▶ [INSTRUCTIONS TO FOLLOW] Find the line containing "OCR this image.". Quote it and every line after it, exactly, through the end; skip pictures.

▶ [Dataset entries]
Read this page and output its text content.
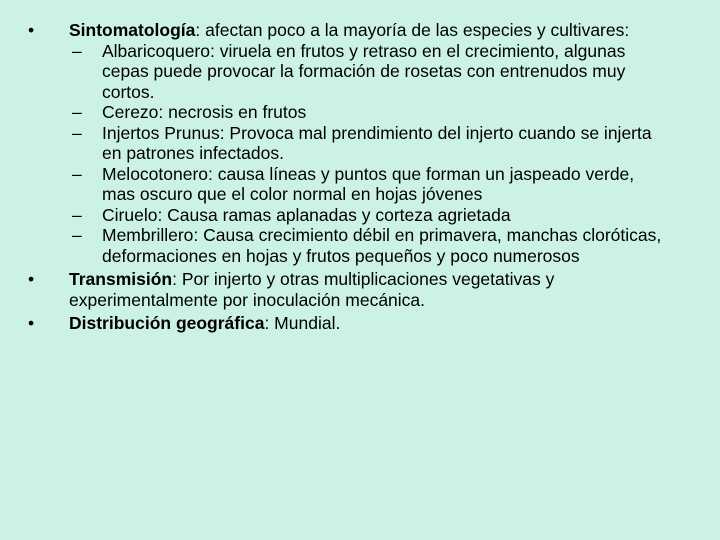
•	Sintomatología: afectan poco a la mayoría de las especies y cultivares:
– Albaricoquero: viruela en frutos y retraso en el crecimiento, algunas cepas puede provocar la formación de rosetas con entrenudos muy cortos.
– Cerezo: necrosis en frutos
– Injertos Prunus: Provoca mal prendimiento del injerto cuando se injerta en patrones infectados.
– Melocotonero: causa líneas y puntos que forman un jaspeado verde, mas oscuro que el color normal en hojas jóvenes
– Ciruelo: Causa ramas aplanadas y corteza agrietada
– Membrillero: Causa crecimiento débil en primavera, manchas cloróticas, deformaciones en hojas y frutos pequeños y poco numerosos
•	Transmisión: Por injerto y otras multiplicaciones vegetativas y experimentalmente por inoculación mecánica.
•	Distribución geográfica: Mundial.
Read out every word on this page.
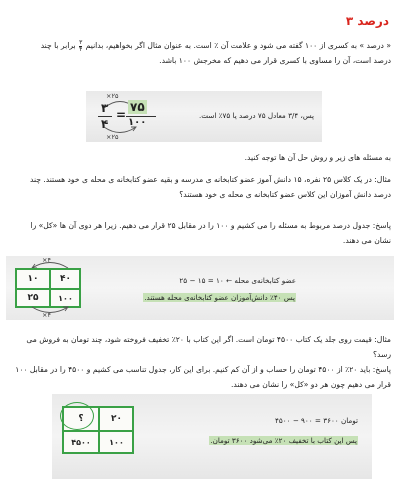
درصد ۳
« درصد » به کسری از ۱۰۰ گفته می شود و علامت آن ٪ است. به عنوان مثال اگر بخواهیم، بدانیم
$\frac{۳}{۴}$
برابر با چند
درصد است، آن را مساوی با کسری قرار می دهیم که مخرجش ۱۰۰ باشد.
×۲۵
۳
۴
=
۷۵
۱۰۰
×۲۵
پس، ۳/۴ معادل ۷۵ درصد یا ۷۵٪ است.
به مسئله های زیر و روش حل آن ها توجه کنید.
مثال: در یک کلاس ۲۵ نفره، ۱۵ دانش آموز عضو کتابخانه ی مدرسه و بقیه عضو کتابخانه ی محله ی خود هستند. چند درصد دانش آموزان این کلاس عضو کتابخانه ی محله ی خود هستند؟
پاسخ: جدول درصد مربوط به مسئله را می کشیم و ۱۰۰ را در مقابل ۲۵ قرار می دهیم. زیرا هر دوی آن ها «کل» را نشان می دهند.
×۴
۱۰	۴۰
۲۵	۱۰۰
×۴
عضو کتابخانه‌ی محله ← ۱۰ = ۱۵ − ۲۵
پس ۴۰٪ دانش‌آموزان عضو کتابخانه‌ی محله هستند.
مثال: قیمت روی جلد یک کتاب ۴۵۰۰ تومان است. اگر این کتاب با ۲۰٪ تخفیف فروخته شود، چند تومان به فروش می رسد؟
پاسخ: باید ۲۰٪ از ۴۵۰۰ تومان را حساب و از آن کم کنیم. برای این کار، جدول تناسب می کشیم و ۴۵۰۰ را در مقابل ۱۰۰ قرار می دهیم چون هر دو «کل» را نشان می دهند.
؟	۲۰
۴۵۰۰	۱۰۰
تومان ۳۶۰۰ = ۹۰۰ − ۴۵۰۰
پس این کتاب با تخفیف ۲۰٪ می‌شود ۳۶۰۰ تومان.
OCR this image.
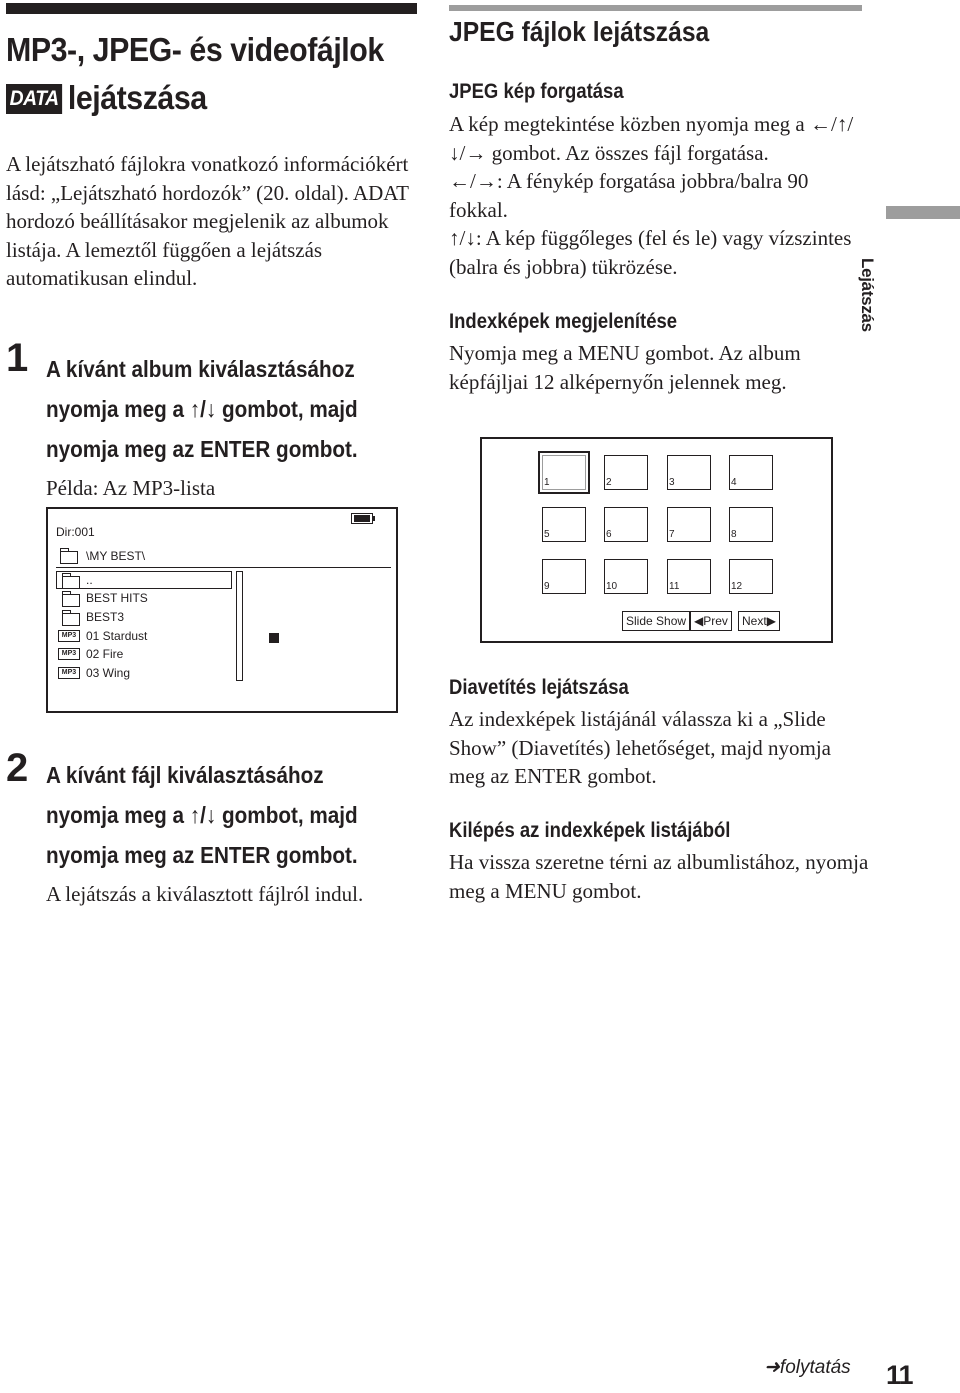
MP3-, JPEG- és videofájlok
DATA lejátszása
A lejátszható fájlokra vonatkozó információkért lásd: „Lejátszható hordozók” (20. oldal). ADAT hordozó beállításakor megjelenik az albumok listája. A lemeztől függően a lejátszás automatikusan elindul.
1 A kívánt album kiválasztásához nyomja meg a ↑/↓ gombot, majd nyomja meg az ENTER gombot.
Példa: Az MP3-lista
Dir:001
\MY BEST\
..
BEST HITS
BEST3
MP3 01 Stardust
MP3 02 Fire
MP3 03 Wing
2 A kívánt fájl kiválasztásához nyomja meg a ↑/↓ gombot, majd nyomja meg az ENTER gombot.
A lejátszás a kiválasztott fájlról indul.
JPEG fájlok lejátszása
JPEG kép forgatása
A kép megtekintése közben nyomja meg a ←/↑/↓/→ gombot. Az összes fájl forgatása.
←/→: A fénykép forgatása jobbra/balra 90 fokkal.
↑/↓: A kép függőleges (fel és le) vagy vízszintes (balra és jobbra) tükrözése.
Indexképek megjelenítése
Nyomja meg a MENU gombot. Az album képfájljai 12 alképernyőn jelennek meg.
1	2	3	4
5	6	7	8
9	10	11	12
Slide Show ◀Prev	Next▶
Diavetítés lejátszása
Az indexképek listájánál válassza ki a „Slide Show” (Diavetítés) lehetőséget, majd nyomja meg az ENTER gombot.
Kilépés az indexképek listájából
Ha vissza szeretne térni az albumlistához, nyomja meg a MENU gombot.
Lejátszás
➜folytatás 11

▶ [PROBLEM SOLUTION]
OCR this image.
MP3-, JPEG- és videofájlok
DATA lejátszása
A lejátszható fájlokra vonatkozó információkért lásd: „Lejátszható hordozók” (20. oldal). ADAT hordozó beállításakor megjelenik az albumok listája. A lemeztől függően a lejátszás automatikusan elindul.
1 A kívánt album kiválasztásához nyomja meg a ↑/↓ gombot, majd nyomja meg az ENTER gombot.
Példa: Az MP3-lista
Dir:001
\MY BEST\
..
BEST HITS
BEST3
MP3 01 Stardust
MP3 02 Fire
MP3 03 Wing
2 A kívánt fájl kiválasztásához nyomja meg a ↑/↓ gombot, majd nyomja meg az ENTER gombot.
A lejátszás a kiválasztott fájlról indul.
JPEG fájlok lejátszása
JPEG kép forgatása
A kép megtekintése közben nyomja meg a ←/↑/↓/→ gombot. Az összes fájl forgatása.
←/→: A fénykép forgatása jobbra/balra 90 fokkal.
↑/↓: A kép függőleges (fel és le) vagy vízszintes (balra és jobbra) tükrözése.
Indexképek megjelenítése
Nyomja meg a MENU gombot. Az album képfájljai 12 alképernyőn jelennek meg.
1	2	3	4
5	6	7	8
9	10	11	12
Slide Show ◀Prev	Next▶
Diavetítés lejátszása
Az indexképek listájánál válassza ki a „Slide Show” (Diavetítés) lehetőséget, majd nyomja meg az ENTER gombot.
Kilépés az indexképek listájából
Ha vissza szeretne térni az albumlistához, nyomja meg a MENU gombot.
Lejátszás
➜folytatás 11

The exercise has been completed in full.